Say only how many lines contain the word "JSON".
#### Material provided
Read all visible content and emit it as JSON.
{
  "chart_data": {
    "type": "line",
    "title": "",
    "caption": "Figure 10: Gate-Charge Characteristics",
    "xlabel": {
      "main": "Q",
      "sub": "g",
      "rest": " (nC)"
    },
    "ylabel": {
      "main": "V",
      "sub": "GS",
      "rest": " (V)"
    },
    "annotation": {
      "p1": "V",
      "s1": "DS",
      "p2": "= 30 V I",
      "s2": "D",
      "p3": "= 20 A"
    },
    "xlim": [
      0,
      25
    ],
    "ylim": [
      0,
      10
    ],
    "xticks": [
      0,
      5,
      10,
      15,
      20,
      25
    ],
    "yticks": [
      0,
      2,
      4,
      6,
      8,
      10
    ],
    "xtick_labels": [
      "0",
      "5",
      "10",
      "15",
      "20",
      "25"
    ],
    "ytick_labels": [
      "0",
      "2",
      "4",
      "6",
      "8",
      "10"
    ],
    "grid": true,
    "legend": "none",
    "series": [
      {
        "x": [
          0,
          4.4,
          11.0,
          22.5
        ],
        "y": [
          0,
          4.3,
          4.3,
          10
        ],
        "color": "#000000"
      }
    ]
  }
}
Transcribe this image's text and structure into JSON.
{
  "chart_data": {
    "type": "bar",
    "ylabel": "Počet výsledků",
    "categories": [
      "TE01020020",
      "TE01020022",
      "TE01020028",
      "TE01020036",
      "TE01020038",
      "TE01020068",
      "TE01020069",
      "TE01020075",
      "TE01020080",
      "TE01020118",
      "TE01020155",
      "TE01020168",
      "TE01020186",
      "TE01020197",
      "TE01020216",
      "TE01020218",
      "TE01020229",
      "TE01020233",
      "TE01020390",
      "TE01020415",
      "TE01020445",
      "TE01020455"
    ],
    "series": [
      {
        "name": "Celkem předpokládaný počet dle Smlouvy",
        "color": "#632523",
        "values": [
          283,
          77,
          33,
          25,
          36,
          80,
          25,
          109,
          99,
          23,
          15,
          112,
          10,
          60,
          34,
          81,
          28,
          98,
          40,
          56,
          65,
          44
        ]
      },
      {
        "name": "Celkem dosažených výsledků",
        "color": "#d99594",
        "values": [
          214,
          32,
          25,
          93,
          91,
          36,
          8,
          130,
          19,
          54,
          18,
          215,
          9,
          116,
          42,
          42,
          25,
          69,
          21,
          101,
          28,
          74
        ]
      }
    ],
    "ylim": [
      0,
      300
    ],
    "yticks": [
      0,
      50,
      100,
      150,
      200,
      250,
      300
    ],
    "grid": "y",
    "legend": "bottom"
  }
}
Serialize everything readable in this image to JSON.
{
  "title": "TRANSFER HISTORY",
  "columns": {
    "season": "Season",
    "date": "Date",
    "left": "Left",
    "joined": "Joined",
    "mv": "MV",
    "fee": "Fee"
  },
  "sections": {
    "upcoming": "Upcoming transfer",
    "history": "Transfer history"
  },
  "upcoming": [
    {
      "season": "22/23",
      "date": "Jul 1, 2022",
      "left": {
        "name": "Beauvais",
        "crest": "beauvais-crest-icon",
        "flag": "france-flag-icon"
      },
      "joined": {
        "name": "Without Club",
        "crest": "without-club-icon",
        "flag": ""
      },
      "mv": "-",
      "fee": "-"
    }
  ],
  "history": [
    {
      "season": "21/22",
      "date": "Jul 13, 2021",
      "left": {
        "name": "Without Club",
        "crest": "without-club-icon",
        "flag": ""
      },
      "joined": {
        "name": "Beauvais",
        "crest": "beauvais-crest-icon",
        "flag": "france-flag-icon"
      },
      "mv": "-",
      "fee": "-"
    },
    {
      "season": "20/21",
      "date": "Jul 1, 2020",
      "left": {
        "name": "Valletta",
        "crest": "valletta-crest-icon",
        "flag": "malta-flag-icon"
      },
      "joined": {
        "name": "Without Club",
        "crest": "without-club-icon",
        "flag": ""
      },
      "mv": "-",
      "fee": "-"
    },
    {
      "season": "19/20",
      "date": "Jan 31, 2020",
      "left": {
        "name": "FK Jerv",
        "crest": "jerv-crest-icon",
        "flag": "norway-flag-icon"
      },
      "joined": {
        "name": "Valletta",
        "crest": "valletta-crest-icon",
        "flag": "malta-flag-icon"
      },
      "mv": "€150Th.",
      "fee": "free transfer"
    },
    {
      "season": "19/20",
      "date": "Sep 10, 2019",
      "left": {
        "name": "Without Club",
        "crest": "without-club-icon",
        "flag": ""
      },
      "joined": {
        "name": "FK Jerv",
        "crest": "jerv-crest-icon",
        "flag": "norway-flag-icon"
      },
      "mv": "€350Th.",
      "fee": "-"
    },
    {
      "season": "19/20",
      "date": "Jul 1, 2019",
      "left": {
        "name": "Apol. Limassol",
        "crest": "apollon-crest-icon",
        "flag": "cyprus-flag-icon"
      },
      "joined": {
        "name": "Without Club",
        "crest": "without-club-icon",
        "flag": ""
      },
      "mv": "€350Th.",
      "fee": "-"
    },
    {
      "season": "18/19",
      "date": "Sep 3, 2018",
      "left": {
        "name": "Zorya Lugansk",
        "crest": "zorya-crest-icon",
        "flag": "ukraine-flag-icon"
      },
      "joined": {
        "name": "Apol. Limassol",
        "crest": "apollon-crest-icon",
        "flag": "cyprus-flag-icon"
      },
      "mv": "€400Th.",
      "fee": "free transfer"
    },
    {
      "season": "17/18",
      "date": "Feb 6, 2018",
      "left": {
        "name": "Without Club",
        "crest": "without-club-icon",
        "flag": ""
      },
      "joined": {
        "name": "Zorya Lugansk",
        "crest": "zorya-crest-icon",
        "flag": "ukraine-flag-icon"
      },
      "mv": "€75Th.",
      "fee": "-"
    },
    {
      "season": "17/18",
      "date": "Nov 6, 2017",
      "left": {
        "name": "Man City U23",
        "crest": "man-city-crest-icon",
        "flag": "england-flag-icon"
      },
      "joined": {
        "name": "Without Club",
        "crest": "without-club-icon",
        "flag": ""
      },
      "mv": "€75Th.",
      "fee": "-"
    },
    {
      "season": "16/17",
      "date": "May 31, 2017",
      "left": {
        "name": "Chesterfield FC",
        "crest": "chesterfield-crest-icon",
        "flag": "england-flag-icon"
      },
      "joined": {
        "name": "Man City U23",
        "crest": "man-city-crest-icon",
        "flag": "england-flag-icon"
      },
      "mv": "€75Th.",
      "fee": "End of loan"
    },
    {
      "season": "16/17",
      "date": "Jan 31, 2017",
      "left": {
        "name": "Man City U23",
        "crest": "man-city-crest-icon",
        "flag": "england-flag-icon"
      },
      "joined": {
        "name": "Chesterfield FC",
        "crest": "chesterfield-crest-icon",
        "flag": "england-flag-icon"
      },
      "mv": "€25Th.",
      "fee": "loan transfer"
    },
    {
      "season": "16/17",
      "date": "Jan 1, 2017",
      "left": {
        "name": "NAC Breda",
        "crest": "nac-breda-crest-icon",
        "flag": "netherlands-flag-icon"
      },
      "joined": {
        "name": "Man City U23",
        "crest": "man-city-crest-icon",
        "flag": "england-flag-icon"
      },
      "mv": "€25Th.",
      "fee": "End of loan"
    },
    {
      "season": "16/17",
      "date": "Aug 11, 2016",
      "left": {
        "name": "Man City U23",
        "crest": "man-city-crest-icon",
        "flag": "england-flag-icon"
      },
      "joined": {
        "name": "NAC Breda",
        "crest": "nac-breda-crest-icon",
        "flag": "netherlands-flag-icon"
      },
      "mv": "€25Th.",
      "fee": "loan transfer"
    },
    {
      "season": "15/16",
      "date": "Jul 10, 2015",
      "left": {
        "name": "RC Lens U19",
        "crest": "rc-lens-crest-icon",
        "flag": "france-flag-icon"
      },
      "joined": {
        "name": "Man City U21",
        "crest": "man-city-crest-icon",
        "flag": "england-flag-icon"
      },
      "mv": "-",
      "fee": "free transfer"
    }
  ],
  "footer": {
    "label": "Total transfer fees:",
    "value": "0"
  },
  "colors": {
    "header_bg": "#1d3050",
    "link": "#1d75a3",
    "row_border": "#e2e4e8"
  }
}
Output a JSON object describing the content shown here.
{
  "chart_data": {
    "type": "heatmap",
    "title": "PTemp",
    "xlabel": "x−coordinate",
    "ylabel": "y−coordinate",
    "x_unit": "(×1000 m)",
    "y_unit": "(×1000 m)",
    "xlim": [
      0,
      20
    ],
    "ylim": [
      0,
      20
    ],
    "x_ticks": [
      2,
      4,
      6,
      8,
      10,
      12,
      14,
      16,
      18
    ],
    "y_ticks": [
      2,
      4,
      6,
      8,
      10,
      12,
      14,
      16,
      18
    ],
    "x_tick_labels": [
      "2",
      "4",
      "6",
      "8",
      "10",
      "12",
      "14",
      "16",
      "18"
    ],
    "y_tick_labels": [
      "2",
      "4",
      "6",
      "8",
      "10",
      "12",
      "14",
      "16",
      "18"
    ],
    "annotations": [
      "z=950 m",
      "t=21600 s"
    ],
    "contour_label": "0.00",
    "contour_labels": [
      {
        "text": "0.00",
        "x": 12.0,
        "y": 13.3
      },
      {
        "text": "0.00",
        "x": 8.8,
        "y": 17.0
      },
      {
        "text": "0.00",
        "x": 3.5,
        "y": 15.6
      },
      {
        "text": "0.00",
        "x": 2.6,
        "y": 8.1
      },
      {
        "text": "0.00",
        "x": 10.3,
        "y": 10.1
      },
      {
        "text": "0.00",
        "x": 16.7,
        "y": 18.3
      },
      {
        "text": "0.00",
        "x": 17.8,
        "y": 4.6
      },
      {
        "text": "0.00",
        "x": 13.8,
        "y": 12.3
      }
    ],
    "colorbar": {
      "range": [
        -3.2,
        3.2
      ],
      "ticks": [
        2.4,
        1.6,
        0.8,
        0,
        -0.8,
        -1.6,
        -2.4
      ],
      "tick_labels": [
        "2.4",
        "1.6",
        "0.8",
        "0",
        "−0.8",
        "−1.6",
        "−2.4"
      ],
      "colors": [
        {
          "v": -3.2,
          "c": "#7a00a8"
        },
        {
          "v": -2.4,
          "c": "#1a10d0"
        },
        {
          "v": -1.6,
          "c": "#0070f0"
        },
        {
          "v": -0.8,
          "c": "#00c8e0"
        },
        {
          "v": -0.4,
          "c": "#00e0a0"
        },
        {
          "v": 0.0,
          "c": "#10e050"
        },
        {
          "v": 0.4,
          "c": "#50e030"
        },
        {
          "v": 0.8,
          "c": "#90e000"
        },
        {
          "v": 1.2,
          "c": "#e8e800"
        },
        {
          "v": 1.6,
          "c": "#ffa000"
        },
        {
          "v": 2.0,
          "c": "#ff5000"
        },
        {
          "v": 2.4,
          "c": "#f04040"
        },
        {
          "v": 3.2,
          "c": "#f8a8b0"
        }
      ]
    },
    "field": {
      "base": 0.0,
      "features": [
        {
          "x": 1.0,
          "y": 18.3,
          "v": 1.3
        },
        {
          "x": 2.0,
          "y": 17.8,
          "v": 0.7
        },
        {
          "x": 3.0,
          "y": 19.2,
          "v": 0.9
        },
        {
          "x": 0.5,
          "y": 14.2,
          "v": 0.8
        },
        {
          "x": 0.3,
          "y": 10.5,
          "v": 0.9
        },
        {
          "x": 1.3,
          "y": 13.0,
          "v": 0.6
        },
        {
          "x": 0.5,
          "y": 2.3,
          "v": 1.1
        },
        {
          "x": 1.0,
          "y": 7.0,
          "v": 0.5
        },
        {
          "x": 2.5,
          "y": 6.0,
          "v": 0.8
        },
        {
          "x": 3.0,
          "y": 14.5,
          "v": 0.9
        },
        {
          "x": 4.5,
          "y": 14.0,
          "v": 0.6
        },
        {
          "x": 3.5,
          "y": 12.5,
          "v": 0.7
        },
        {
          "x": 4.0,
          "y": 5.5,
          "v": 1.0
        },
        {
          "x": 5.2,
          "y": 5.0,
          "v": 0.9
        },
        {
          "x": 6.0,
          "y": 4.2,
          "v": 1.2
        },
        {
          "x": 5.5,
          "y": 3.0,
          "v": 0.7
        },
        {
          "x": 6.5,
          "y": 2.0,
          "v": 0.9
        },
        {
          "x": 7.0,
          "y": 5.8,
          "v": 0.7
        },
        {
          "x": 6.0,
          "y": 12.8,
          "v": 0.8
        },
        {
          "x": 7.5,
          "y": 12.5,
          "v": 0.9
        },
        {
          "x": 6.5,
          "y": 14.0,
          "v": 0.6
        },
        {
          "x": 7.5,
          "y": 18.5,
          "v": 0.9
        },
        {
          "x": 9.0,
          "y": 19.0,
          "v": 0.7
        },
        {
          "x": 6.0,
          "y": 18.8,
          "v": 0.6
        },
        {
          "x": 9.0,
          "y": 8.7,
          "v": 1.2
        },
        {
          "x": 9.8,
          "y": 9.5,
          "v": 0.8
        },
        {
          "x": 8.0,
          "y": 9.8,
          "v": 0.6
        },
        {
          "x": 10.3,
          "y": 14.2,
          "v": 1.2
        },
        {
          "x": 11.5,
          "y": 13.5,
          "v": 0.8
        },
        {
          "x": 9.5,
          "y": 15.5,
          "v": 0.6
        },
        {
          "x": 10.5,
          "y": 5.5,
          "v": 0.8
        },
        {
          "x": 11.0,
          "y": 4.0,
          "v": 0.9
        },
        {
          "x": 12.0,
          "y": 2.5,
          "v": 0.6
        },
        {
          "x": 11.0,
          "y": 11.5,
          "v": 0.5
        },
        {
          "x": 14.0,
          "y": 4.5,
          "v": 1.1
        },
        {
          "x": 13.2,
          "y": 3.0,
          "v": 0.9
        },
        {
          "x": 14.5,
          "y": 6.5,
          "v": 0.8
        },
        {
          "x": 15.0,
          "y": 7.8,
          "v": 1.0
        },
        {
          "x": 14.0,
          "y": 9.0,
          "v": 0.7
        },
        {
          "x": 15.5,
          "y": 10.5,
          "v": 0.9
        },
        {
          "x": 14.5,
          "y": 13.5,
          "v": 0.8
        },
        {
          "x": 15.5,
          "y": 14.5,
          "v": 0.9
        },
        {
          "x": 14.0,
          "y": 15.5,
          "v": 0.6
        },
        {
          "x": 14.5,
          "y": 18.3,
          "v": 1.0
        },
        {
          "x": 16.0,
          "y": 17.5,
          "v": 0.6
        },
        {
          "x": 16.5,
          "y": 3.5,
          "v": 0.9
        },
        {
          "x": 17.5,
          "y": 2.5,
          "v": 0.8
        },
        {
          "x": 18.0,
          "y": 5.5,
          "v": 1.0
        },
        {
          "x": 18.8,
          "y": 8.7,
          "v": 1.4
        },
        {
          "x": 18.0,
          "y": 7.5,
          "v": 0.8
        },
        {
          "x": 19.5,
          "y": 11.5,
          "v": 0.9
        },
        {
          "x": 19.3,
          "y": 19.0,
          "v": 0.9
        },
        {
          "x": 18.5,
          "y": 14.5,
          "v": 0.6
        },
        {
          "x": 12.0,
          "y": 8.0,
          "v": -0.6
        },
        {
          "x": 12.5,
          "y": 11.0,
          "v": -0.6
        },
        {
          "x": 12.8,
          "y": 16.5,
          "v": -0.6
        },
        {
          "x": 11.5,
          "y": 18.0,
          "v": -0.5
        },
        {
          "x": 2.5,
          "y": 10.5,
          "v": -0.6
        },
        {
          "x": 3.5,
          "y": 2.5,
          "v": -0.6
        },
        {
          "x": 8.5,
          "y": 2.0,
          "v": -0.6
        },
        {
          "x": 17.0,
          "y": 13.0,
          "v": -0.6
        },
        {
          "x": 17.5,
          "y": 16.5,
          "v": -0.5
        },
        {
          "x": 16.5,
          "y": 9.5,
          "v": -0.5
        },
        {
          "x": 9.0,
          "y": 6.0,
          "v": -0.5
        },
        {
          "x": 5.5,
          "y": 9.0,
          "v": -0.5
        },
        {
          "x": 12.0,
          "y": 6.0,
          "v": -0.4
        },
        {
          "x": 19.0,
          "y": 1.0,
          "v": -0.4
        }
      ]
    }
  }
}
########
» **Exercise output**: 4